Records provided:
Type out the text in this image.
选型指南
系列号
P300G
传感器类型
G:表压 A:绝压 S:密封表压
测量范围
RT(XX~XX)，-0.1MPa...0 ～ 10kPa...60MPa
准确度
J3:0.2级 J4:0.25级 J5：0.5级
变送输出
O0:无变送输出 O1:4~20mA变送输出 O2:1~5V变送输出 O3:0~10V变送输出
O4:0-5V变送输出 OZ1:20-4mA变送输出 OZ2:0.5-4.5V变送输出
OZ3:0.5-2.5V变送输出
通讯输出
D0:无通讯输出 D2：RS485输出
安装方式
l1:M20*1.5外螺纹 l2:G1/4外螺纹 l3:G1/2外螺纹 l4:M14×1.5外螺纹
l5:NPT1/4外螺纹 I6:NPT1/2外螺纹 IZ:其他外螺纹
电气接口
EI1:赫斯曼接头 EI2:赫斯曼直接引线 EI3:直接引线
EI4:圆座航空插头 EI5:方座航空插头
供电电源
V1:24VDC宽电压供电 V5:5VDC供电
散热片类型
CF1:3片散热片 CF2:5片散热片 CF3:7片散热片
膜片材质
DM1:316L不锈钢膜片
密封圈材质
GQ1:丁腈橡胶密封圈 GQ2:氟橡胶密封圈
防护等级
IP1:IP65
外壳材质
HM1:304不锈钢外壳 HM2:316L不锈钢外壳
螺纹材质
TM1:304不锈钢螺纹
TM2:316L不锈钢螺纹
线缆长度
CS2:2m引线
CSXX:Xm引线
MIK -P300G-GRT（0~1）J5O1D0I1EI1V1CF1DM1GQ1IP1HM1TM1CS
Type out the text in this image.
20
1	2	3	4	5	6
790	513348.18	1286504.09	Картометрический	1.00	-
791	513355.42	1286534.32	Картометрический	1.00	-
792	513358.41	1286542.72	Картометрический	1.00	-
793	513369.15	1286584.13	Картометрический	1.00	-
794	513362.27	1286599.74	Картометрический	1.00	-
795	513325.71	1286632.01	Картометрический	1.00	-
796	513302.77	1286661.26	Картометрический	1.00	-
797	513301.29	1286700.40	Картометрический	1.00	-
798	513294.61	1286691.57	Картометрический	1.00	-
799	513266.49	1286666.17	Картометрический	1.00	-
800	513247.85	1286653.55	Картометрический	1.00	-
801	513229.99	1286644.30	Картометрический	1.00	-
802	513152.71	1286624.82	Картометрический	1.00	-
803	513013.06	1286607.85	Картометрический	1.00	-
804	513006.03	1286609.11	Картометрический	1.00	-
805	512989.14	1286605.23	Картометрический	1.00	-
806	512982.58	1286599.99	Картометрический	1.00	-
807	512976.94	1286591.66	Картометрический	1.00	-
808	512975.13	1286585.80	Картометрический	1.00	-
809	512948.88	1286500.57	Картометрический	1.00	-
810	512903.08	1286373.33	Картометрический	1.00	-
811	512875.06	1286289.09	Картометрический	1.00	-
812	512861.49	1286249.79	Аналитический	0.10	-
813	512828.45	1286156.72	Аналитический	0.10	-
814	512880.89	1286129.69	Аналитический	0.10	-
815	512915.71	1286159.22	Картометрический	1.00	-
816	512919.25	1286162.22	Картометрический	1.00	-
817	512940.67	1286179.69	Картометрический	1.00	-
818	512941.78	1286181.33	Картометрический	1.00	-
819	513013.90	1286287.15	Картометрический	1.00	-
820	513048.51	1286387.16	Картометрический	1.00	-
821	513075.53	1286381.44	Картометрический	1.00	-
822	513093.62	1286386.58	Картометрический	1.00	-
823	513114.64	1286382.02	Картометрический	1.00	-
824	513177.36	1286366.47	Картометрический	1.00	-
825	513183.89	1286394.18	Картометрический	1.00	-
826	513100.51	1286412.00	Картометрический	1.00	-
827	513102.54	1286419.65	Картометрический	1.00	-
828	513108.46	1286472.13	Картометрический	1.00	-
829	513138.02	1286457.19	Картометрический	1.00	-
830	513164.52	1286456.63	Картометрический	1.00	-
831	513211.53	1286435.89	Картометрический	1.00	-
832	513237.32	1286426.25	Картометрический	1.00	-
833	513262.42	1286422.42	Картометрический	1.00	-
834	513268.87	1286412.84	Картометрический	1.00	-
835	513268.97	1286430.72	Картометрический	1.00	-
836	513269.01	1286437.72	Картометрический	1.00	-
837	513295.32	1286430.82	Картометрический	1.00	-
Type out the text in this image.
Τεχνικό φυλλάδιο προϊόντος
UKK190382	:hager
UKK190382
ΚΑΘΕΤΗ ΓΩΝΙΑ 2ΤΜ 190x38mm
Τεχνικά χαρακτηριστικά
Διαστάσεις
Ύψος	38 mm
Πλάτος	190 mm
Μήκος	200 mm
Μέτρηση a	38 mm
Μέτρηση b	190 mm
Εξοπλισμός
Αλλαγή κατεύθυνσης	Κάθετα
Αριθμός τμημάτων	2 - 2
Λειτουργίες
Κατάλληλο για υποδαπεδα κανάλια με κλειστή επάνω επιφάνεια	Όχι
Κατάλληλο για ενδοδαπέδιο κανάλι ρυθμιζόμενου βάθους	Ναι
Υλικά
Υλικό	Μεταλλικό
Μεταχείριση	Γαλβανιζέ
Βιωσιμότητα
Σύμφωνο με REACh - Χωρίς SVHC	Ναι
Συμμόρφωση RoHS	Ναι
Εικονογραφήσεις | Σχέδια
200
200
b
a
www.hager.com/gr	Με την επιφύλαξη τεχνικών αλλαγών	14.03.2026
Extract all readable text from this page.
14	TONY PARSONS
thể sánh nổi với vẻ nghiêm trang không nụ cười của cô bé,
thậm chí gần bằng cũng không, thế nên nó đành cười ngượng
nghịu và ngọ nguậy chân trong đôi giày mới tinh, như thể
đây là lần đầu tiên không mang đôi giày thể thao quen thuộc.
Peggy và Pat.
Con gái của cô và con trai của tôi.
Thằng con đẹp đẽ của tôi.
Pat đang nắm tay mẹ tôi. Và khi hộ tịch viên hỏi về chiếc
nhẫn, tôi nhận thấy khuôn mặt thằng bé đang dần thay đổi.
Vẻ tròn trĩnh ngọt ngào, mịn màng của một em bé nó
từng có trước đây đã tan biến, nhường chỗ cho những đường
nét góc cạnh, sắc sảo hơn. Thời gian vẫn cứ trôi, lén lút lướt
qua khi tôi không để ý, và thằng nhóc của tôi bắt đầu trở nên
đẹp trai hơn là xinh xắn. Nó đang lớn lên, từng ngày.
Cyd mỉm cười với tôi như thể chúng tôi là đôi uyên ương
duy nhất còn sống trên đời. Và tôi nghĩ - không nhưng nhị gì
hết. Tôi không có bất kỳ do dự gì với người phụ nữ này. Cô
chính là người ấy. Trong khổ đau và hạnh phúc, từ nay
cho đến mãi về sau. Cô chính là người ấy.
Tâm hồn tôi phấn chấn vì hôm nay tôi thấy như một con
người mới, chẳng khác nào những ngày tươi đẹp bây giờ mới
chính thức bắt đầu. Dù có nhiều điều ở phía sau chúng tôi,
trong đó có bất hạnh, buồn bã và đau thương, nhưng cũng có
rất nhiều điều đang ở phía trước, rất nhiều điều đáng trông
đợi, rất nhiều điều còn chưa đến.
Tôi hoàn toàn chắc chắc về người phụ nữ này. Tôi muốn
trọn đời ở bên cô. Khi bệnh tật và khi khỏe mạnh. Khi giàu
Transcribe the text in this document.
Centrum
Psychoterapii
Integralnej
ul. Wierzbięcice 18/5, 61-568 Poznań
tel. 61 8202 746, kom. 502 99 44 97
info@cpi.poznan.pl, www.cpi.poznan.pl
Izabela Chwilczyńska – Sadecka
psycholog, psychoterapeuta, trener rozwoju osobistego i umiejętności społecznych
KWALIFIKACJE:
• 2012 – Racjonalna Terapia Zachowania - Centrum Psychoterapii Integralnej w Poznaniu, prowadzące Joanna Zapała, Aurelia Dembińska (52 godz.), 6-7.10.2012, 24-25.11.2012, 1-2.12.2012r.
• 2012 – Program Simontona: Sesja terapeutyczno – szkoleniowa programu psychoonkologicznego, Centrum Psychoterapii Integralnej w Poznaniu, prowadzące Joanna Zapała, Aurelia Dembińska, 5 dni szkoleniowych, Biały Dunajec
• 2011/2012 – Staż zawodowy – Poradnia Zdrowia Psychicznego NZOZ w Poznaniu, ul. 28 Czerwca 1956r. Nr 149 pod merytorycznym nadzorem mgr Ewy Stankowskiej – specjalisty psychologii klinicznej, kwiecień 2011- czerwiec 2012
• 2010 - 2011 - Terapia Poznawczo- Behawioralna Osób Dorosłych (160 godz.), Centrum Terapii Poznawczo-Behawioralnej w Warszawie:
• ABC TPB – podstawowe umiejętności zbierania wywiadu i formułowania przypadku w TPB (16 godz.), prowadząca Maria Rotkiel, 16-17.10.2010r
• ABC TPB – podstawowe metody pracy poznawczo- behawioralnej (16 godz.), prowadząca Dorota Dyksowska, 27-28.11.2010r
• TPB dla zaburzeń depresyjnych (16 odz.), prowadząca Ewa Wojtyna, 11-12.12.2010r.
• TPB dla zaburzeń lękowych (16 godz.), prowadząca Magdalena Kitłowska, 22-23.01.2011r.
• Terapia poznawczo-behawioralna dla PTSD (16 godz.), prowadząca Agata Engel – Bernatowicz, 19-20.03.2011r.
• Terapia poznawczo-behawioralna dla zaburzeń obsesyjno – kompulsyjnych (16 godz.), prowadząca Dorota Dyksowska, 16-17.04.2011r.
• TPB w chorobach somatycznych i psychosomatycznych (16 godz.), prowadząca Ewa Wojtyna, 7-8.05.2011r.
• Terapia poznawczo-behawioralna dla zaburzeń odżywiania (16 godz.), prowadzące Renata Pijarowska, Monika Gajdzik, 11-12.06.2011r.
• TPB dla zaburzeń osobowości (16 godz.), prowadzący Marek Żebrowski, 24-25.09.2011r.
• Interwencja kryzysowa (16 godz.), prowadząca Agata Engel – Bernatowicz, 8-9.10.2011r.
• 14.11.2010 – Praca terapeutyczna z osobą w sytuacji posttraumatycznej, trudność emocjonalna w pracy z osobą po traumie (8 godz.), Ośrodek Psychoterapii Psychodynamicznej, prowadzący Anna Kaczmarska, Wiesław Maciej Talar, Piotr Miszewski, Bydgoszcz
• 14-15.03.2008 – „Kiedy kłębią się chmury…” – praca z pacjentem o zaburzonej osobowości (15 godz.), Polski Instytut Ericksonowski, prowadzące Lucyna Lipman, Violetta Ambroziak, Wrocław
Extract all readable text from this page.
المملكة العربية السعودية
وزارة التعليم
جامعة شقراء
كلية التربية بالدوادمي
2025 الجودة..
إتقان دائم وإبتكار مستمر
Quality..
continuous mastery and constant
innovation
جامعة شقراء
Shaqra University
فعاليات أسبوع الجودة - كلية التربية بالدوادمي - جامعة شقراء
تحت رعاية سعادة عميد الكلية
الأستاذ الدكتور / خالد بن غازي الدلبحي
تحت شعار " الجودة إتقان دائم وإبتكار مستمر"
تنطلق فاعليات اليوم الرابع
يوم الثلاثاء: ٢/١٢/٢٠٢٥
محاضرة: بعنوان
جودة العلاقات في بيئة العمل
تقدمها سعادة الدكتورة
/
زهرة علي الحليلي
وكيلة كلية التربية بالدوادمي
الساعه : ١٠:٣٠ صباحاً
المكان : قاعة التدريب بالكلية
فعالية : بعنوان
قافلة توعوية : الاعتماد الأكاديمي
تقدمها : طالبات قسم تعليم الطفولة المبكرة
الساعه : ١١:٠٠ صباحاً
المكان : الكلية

Your objective: Report all lines of the data above that include the string "Agata".

Full output:
• Terapia poznawczo-behawioralna dla PTSD (16 godz.), prowadząca Agata Engel – Bernatowicz, 19-20.03.2011r.
• Interwencja kryzysowa (16 godz.), prowadząca Agata Engel – Bernatowicz, 8-9.10.2011r.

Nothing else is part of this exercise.